EXERCISE BRIEF |
Copy out every line in the entries below that includes "services".

□ □ □

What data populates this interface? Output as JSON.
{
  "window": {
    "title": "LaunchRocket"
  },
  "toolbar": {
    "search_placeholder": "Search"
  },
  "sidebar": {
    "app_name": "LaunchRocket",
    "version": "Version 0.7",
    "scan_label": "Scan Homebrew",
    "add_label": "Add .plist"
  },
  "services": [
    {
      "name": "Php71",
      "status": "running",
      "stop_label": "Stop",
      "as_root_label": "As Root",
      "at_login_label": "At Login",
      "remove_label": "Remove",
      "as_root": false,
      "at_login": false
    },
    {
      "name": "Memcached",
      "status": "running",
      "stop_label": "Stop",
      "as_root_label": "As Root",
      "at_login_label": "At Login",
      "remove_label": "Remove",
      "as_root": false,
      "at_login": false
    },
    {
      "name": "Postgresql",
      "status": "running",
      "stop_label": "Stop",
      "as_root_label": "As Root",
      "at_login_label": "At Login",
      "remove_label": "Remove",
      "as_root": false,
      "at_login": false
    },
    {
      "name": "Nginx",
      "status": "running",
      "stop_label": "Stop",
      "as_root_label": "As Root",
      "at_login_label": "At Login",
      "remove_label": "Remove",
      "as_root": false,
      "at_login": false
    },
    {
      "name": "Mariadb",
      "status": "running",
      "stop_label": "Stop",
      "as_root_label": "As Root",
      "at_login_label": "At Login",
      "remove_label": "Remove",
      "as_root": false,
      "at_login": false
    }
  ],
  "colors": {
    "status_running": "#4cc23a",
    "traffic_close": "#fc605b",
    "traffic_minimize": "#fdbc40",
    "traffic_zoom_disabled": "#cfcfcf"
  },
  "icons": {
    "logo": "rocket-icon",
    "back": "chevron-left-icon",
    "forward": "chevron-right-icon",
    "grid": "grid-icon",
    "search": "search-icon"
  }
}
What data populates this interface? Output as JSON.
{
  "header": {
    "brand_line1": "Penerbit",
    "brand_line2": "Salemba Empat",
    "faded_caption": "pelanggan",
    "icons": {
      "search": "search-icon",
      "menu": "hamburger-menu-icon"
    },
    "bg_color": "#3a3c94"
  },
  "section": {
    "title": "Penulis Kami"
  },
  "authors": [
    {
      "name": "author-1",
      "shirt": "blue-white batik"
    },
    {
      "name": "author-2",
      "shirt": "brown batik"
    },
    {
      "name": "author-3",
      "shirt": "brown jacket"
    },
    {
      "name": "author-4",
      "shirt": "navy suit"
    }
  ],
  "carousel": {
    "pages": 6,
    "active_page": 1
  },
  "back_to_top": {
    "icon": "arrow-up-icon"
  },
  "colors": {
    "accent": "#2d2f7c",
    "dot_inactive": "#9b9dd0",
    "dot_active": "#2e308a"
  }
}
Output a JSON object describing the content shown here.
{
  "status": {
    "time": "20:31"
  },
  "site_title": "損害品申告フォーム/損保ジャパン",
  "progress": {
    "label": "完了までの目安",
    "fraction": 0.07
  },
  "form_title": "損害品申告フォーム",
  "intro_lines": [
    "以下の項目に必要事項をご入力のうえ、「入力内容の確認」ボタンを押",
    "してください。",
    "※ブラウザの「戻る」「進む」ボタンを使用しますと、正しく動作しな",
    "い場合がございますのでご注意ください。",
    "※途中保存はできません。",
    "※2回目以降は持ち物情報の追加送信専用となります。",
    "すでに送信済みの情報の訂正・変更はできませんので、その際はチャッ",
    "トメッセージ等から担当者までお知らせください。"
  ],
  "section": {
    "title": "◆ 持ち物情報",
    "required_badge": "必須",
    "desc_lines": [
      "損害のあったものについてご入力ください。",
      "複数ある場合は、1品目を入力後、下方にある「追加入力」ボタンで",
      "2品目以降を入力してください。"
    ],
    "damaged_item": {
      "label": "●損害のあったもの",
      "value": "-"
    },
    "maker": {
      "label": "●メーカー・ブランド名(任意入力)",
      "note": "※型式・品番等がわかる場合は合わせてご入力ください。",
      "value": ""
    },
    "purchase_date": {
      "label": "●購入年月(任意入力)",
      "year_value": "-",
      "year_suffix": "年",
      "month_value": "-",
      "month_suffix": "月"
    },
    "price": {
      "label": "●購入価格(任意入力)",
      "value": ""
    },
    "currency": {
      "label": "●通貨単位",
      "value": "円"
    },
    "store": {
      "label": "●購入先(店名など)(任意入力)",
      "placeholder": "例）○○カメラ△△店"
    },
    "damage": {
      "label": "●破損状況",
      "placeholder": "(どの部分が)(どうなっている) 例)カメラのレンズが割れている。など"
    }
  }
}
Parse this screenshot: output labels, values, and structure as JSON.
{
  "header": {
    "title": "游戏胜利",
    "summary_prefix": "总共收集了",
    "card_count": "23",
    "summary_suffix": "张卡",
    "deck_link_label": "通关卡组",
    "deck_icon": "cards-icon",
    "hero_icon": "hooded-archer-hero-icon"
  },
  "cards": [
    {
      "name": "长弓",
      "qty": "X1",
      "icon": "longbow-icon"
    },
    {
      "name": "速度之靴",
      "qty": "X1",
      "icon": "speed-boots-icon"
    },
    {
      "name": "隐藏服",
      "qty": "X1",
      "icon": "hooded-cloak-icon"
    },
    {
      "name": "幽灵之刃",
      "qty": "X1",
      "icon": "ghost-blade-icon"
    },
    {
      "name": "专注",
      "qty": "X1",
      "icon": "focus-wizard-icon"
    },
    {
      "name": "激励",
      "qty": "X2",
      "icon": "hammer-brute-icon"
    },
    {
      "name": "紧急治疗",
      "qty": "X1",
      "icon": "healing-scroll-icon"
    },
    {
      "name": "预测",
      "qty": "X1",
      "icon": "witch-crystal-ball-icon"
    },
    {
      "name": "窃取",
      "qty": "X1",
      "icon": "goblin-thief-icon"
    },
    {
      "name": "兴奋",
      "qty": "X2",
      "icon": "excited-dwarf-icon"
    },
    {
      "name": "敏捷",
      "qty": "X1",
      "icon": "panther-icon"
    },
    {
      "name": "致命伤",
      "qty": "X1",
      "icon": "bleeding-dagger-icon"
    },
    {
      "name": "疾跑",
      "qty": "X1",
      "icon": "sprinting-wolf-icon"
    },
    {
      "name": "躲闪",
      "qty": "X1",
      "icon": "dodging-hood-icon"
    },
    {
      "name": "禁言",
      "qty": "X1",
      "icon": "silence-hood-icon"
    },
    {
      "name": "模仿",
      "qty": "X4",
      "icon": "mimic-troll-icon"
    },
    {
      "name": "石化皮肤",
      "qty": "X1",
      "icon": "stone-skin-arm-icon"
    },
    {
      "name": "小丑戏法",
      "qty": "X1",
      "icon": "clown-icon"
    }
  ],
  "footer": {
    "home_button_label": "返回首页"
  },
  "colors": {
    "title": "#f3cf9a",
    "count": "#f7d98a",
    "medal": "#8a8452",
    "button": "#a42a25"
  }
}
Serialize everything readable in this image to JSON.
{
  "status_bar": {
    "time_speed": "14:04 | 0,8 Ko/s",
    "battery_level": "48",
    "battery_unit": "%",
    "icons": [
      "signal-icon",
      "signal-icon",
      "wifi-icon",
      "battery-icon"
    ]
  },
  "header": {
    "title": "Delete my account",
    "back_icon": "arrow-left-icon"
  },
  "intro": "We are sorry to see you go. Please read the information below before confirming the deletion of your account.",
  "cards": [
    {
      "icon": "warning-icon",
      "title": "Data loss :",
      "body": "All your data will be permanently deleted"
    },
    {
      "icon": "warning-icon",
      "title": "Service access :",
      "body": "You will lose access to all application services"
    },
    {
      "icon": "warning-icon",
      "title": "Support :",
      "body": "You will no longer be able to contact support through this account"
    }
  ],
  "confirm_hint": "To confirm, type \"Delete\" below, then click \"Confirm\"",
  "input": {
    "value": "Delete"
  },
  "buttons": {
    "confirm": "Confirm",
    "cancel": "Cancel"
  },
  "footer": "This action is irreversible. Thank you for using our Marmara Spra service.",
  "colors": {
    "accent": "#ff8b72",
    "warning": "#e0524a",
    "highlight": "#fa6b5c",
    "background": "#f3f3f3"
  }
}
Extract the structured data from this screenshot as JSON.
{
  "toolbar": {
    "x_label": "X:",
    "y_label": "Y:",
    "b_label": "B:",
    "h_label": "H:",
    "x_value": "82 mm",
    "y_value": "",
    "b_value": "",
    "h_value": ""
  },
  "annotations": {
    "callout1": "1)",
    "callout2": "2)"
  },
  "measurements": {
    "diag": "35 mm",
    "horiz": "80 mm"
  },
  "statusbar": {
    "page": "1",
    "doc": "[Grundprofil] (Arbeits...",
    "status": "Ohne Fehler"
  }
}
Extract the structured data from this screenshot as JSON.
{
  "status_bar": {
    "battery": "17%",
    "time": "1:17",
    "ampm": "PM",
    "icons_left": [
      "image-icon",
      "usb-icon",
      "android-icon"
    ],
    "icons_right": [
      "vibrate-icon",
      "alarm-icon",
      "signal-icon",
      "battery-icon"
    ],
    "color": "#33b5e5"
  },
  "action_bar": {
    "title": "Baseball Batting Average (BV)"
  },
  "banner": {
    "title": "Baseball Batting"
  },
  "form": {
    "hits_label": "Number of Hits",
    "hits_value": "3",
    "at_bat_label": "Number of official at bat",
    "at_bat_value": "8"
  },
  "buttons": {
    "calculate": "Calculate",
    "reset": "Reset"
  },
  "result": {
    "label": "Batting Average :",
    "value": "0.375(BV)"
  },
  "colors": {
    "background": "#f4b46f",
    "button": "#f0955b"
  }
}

□ □ □

COMPLETE OUTPUT |
  "services": [
      "body": "You will lose access to all application services"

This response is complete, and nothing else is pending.